* _Task data_
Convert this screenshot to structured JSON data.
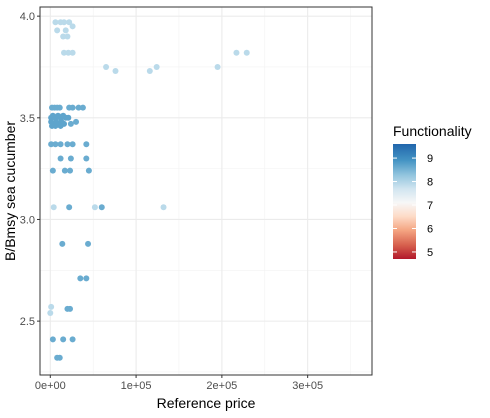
{
  "chart_data": {
    "type": "scatter",
    "title": "",
    "xlabel": "Reference price",
    "ylabel": "B/Bmsy sea cucumber",
    "xlim": [
      -12000,
      375000
    ],
    "ylim": [
      2.235,
      4.045
    ],
    "x_ticks": [
      0,
      100000,
      200000,
      300000
    ],
    "x_tick_labels": [
      "0e+00",
      "1e+05",
      "2e+05",
      "3e+05"
    ],
    "y_ticks": [
      2.5,
      3.0,
      3.5,
      4.0
    ],
    "y_tick_labels": [
      "2.5",
      "3.0",
      "3.5",
      "4.0"
    ],
    "grid": true,
    "legend": {
      "title": "Functionality",
      "placement": "right",
      "range": [
        4.7,
        9.6
      ],
      "breaks": [
        5,
        6,
        7,
        8,
        9
      ],
      "break_labels": [
        "5",
        "6",
        "7",
        "8",
        "9"
      ]
    },
    "points": [
      {
        "x": 6000,
        "y": 3.97,
        "c": 7.9
      },
      {
        "x": 12000,
        "y": 3.97,
        "c": 7.9
      },
      {
        "x": 16000,
        "y": 3.97,
        "c": 7.9
      },
      {
        "x": 22000,
        "y": 3.97,
        "c": 7.9
      },
      {
        "x": 8000,
        "y": 3.93,
        "c": 7.9
      },
      {
        "x": 18000,
        "y": 3.93,
        "c": 7.9
      },
      {
        "x": 26000,
        "y": 3.95,
        "c": 7.9
      },
      {
        "x": 15000,
        "y": 3.9,
        "c": 7.9
      },
      {
        "x": 20000,
        "y": 3.9,
        "c": 7.9
      },
      {
        "x": 16000,
        "y": 3.82,
        "c": 7.9
      },
      {
        "x": 21000,
        "y": 3.82,
        "c": 7.9
      },
      {
        "x": 26000,
        "y": 3.82,
        "c": 7.9
      },
      {
        "x": 65000,
        "y": 3.75,
        "c": 7.9
      },
      {
        "x": 76000,
        "y": 3.73,
        "c": 7.9
      },
      {
        "x": 116000,
        "y": 3.73,
        "c": 7.9
      },
      {
        "x": 124000,
        "y": 3.75,
        "c": 7.9
      },
      {
        "x": 195000,
        "y": 3.75,
        "c": 7.9
      },
      {
        "x": 217000,
        "y": 3.82,
        "c": 7.9
      },
      {
        "x": 229000,
        "y": 3.82,
        "c": 7.9
      },
      {
        "x": 2000,
        "y": 3.55,
        "c": 8.6
      },
      {
        "x": 5000,
        "y": 3.55,
        "c": 8.6
      },
      {
        "x": 8000,
        "y": 3.55,
        "c": 8.6
      },
      {
        "x": 11000,
        "y": 3.55,
        "c": 8.6
      },
      {
        "x": 22000,
        "y": 3.55,
        "c": 8.6
      },
      {
        "x": 26000,
        "y": 3.55,
        "c": 8.6
      },
      {
        "x": 33000,
        "y": 3.55,
        "c": 8.6
      },
      {
        "x": 38000,
        "y": 3.55,
        "c": 8.6
      },
      {
        "x": 1000,
        "y": 3.5,
        "c": 8.7
      },
      {
        "x": 3000,
        "y": 3.51,
        "c": 8.7
      },
      {
        "x": 6000,
        "y": 3.5,
        "c": 8.7
      },
      {
        "x": 9000,
        "y": 3.51,
        "c": 8.7
      },
      {
        "x": 12000,
        "y": 3.5,
        "c": 8.7
      },
      {
        "x": 15000,
        "y": 3.51,
        "c": 8.7
      },
      {
        "x": 18000,
        "y": 3.5,
        "c": 8.7
      },
      {
        "x": 21000,
        "y": 3.5,
        "c": 8.7
      },
      {
        "x": 1000,
        "y": 3.48,
        "c": 8.7
      },
      {
        "x": 4000,
        "y": 3.47,
        "c": 8.7
      },
      {
        "x": 7000,
        "y": 3.48,
        "c": 8.7
      },
      {
        "x": 10000,
        "y": 3.47,
        "c": 8.7
      },
      {
        "x": 13000,
        "y": 3.48,
        "c": 8.7
      },
      {
        "x": 16000,
        "y": 3.47,
        "c": 8.7
      },
      {
        "x": 2000,
        "y": 3.46,
        "c": 8.7
      },
      {
        "x": 6000,
        "y": 3.46,
        "c": 8.7
      },
      {
        "x": 12000,
        "y": 3.46,
        "c": 8.7
      },
      {
        "x": 24000,
        "y": 3.47,
        "c": 8.6
      },
      {
        "x": 30000,
        "y": 3.48,
        "c": 8.6
      },
      {
        "x": 1000,
        "y": 3.37,
        "c": 8.6
      },
      {
        "x": 6000,
        "y": 3.37,
        "c": 8.6
      },
      {
        "x": 12000,
        "y": 3.37,
        "c": 8.6
      },
      {
        "x": 20000,
        "y": 3.37,
        "c": 8.6
      },
      {
        "x": 26000,
        "y": 3.37,
        "c": 8.6
      },
      {
        "x": 42000,
        "y": 3.37,
        "c": 8.6
      },
      {
        "x": 12000,
        "y": 3.3,
        "c": 8.6
      },
      {
        "x": 24000,
        "y": 3.3,
        "c": 8.6
      },
      {
        "x": 42000,
        "y": 3.3,
        "c": 8.6
      },
      {
        "x": 3000,
        "y": 3.24,
        "c": 8.6
      },
      {
        "x": 17000,
        "y": 3.24,
        "c": 8.6
      },
      {
        "x": 23000,
        "y": 3.24,
        "c": 8.6
      },
      {
        "x": 45000,
        "y": 3.24,
        "c": 8.6
      },
      {
        "x": 4000,
        "y": 3.06,
        "c": 7.9
      },
      {
        "x": 52000,
        "y": 3.06,
        "c": 7.9
      },
      {
        "x": 132000,
        "y": 3.06,
        "c": 7.9
      },
      {
        "x": 22000,
        "y": 3.06,
        "c": 8.6
      },
      {
        "x": 60000,
        "y": 3.06,
        "c": 8.6
      },
      {
        "x": 14000,
        "y": 2.88,
        "c": 8.6
      },
      {
        "x": 44000,
        "y": 2.88,
        "c": 8.6
      },
      {
        "x": 35000,
        "y": 2.71,
        "c": 8.6
      },
      {
        "x": 42000,
        "y": 2.71,
        "c": 8.6
      },
      {
        "x": 1000,
        "y": 2.57,
        "c": 7.9
      },
      {
        "x": 0,
        "y": 2.54,
        "c": 7.9
      },
      {
        "x": 20000,
        "y": 2.56,
        "c": 8.6
      },
      {
        "x": 23000,
        "y": 2.56,
        "c": 8.6
      },
      {
        "x": 3000,
        "y": 2.41,
        "c": 8.6
      },
      {
        "x": 15000,
        "y": 2.41,
        "c": 8.6
      },
      {
        "x": 26000,
        "y": 2.41,
        "c": 8.6
      },
      {
        "x": 8000,
        "y": 2.32,
        "c": 8.6
      },
      {
        "x": 11000,
        "y": 2.32,
        "c": 8.6
      }
    ]
  }
}
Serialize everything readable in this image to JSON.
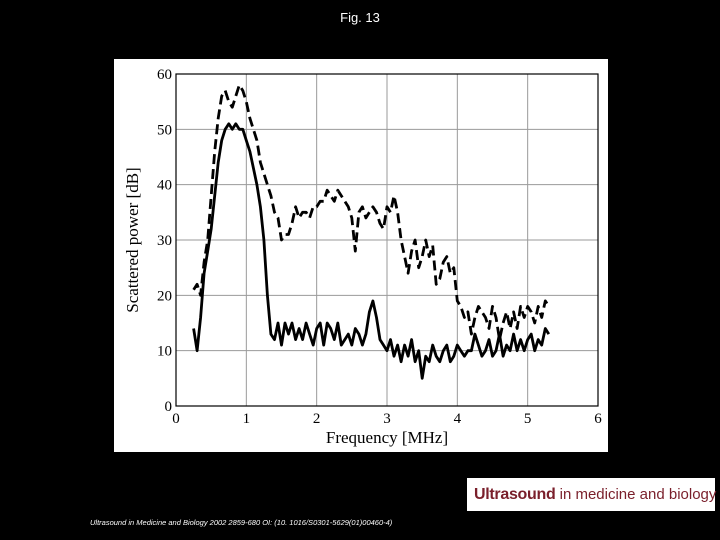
{
  "slide": {
    "title": "Fig. 13",
    "citation": "Ultrasound in Medicine and Biology 2002 2859-680 OI: (10. 1016/S0301-5629(01)00460-4)"
  },
  "logo": {
    "bold_text": "Ultrasound",
    "rest_text": " in medicine and biology",
    "color": "#7a1f2b"
  },
  "chart_data": {
    "type": "line",
    "title": "",
    "xlabel": "Frequency [MHz]",
    "ylabel": "Scattered power [dB]",
    "xlim": [
      0,
      6
    ],
    "ylim": [
      0,
      60
    ],
    "xticks": [
      0,
      1,
      2,
      3,
      4,
      5,
      6
    ],
    "yticks": [
      0,
      10,
      20,
      30,
      40,
      50,
      60
    ],
    "grid": true,
    "series": [
      {
        "style": "dashed",
        "color": "#000000",
        "x": [
          0.25,
          0.3,
          0.35,
          0.4,
          0.45,
          0.5,
          0.55,
          0.6,
          0.65,
          0.7,
          0.75,
          0.8,
          0.85,
          0.9,
          0.95,
          1.0,
          1.05,
          1.1,
          1.15,
          1.2,
          1.25,
          1.3,
          1.35,
          1.4,
          1.45,
          1.5,
          1.55,
          1.6,
          1.65,
          1.7,
          1.75,
          1.8,
          1.85,
          1.9,
          1.95,
          2.0,
          2.05,
          2.1,
          2.15,
          2.2,
          2.25,
          2.3,
          2.35,
          2.4,
          2.45,
          2.5,
          2.55,
          2.6,
          2.65,
          2.7,
          2.75,
          2.8,
          2.85,
          2.9,
          2.95,
          3.0,
          3.05,
          3.1,
          3.15,
          3.2,
          3.25,
          3.3,
          3.35,
          3.4,
          3.45,
          3.5,
          3.55,
          3.6,
          3.65,
          3.7,
          3.75,
          3.8,
          3.85,
          3.9,
          3.95,
          4.0,
          4.05,
          4.1,
          4.15,
          4.2,
          4.25,
          4.3,
          4.35,
          4.4,
          4.45,
          4.5,
          4.55,
          4.6,
          4.65,
          4.7,
          4.75,
          4.8,
          4.85,
          4.9,
          4.95,
          5.0,
          5.05,
          5.1,
          5.15,
          5.2,
          5.25,
          5.3
        ],
        "y": [
          21,
          22,
          20,
          26,
          30,
          38,
          46,
          52,
          56,
          57,
          55,
          54,
          56,
          58,
          57,
          55,
          52,
          50,
          48,
          44,
          42,
          40,
          38,
          35,
          34,
          30,
          31,
          31,
          33,
          36,
          34,
          35,
          35,
          34,
          36,
          36,
          37,
          37,
          39,
          38,
          37,
          39,
          38,
          37,
          36,
          34,
          28,
          35,
          36,
          34,
          35,
          36,
          35,
          33,
          32,
          36,
          35,
          38,
          35,
          30,
          27,
          24,
          28,
          30,
          25,
          27,
          30,
          27,
          29,
          22,
          23,
          26,
          27,
          24,
          25,
          19,
          18,
          16,
          17,
          13,
          16,
          18,
          17,
          16,
          14,
          18,
          16,
          12,
          15,
          17,
          14,
          17,
          14,
          18,
          16,
          18,
          17,
          15,
          18,
          16,
          19,
          18
        ]
      },
      {
        "style": "solid",
        "color": "#000000",
        "x": [
          0.25,
          0.3,
          0.35,
          0.4,
          0.45,
          0.5,
          0.55,
          0.6,
          0.65,
          0.7,
          0.75,
          0.8,
          0.85,
          0.9,
          0.95,
          1.0,
          1.05,
          1.1,
          1.15,
          1.2,
          1.25,
          1.3,
          1.35,
          1.4,
          1.45,
          1.5,
          1.55,
          1.6,
          1.65,
          1.7,
          1.75,
          1.8,
          1.85,
          1.9,
          1.95,
          2.0,
          2.05,
          2.1,
          2.15,
          2.2,
          2.25,
          2.3,
          2.35,
          2.4,
          2.45,
          2.5,
          2.55,
          2.6,
          2.65,
          2.7,
          2.75,
          2.8,
          2.85,
          2.9,
          2.95,
          3.0,
          3.05,
          3.1,
          3.15,
          3.2,
          3.25,
          3.3,
          3.35,
          3.4,
          3.45,
          3.5,
          3.55,
          3.6,
          3.65,
          3.7,
          3.75,
          3.8,
          3.85,
          3.9,
          3.95,
          4.0,
          4.05,
          4.1,
          4.15,
          4.2,
          4.25,
          4.3,
          4.35,
          4.4,
          4.45,
          4.5,
          4.55,
          4.6,
          4.65,
          4.7,
          4.75,
          4.8,
          4.85,
          4.9,
          4.95,
          5.0,
          5.05,
          5.1,
          5.15,
          5.2,
          5.25,
          5.3
        ],
        "y": [
          14,
          10,
          16,
          24,
          28,
          32,
          38,
          44,
          48,
          50,
          51,
          50,
          51,
          50,
          50,
          48,
          46,
          43,
          40,
          36,
          30,
          20,
          13,
          12,
          15,
          11,
          15,
          13,
          15,
          12,
          14,
          12,
          15,
          13,
          11,
          14,
          15,
          11,
          15,
          14,
          12,
          15,
          11,
          12,
          13,
          11,
          14,
          13,
          11,
          13,
          17,
          19,
          16,
          12,
          11,
          10,
          12,
          9,
          11,
          8,
          11,
          9,
          12,
          8,
          10,
          5,
          9,
          8,
          11,
          9,
          8,
          10,
          11,
          8,
          9,
          11,
          10,
          9,
          10,
          10,
          13,
          11,
          9,
          10,
          12,
          9,
          10,
          13,
          9,
          11,
          10,
          13,
          10,
          12,
          10,
          12,
          13,
          10,
          12,
          11,
          14,
          13
        ]
      }
    ]
  }
}
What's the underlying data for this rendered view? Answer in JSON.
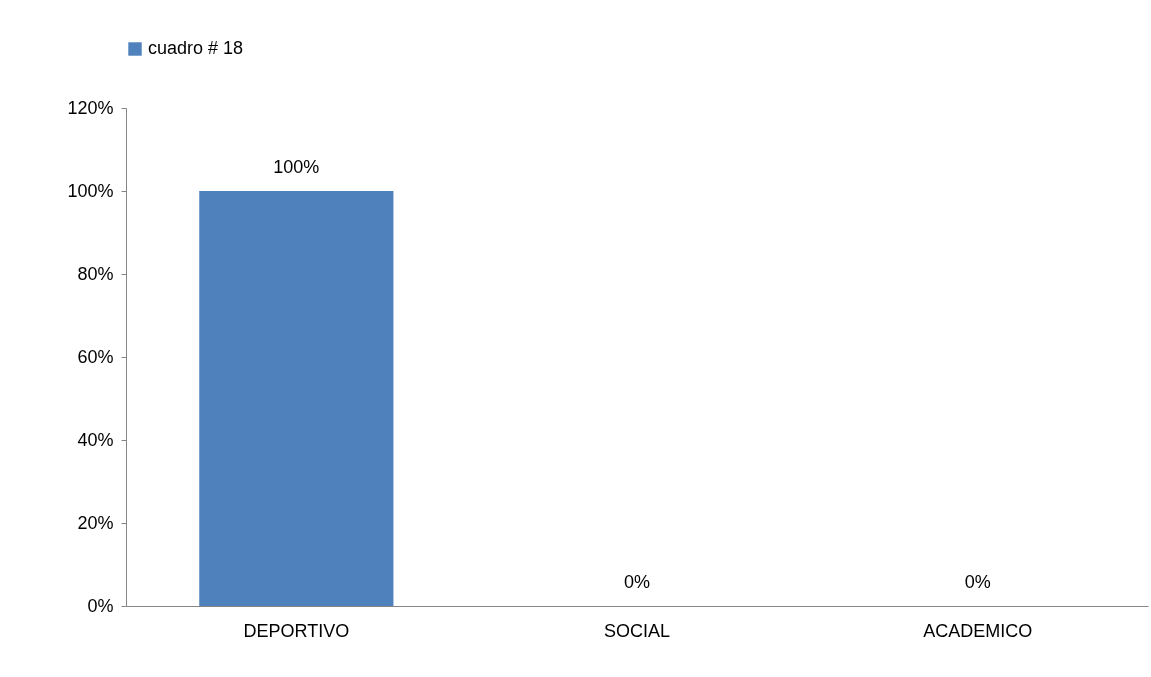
{
  "chart_data": {
    "type": "bar",
    "categories": [
      "DEPORTIVO",
      "SOCIAL",
      "ACADEMICO"
    ],
    "series": [
      {
        "name": "cuadro # 18",
        "color": "#4f81bd",
        "values": [
          100,
          0,
          0
        ],
        "value_labels": [
          "100%",
          "0%",
          "0%"
        ]
      }
    ],
    "ylim": [
      0,
      120
    ],
    "yticks": [
      {
        "value": 0,
        "label": "0%"
      },
      {
        "value": 20,
        "label": "20%"
      },
      {
        "value": 40,
        "label": "40%"
      },
      {
        "value": 60,
        "label": "60%"
      },
      {
        "value": 80,
        "label": "80%"
      },
      {
        "value": 100,
        "label": "100%"
      },
      {
        "value": 120,
        "label": "120%"
      }
    ],
    "grid": false,
    "legend": "top"
  }
}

* _Task statement_
Scan the listing above and identify each line holding the string "title"; copy every such line.

* _Complete output_
    "title": "",
      "title": "Functionality",
    "title": "Fig. 13",
    "title": "",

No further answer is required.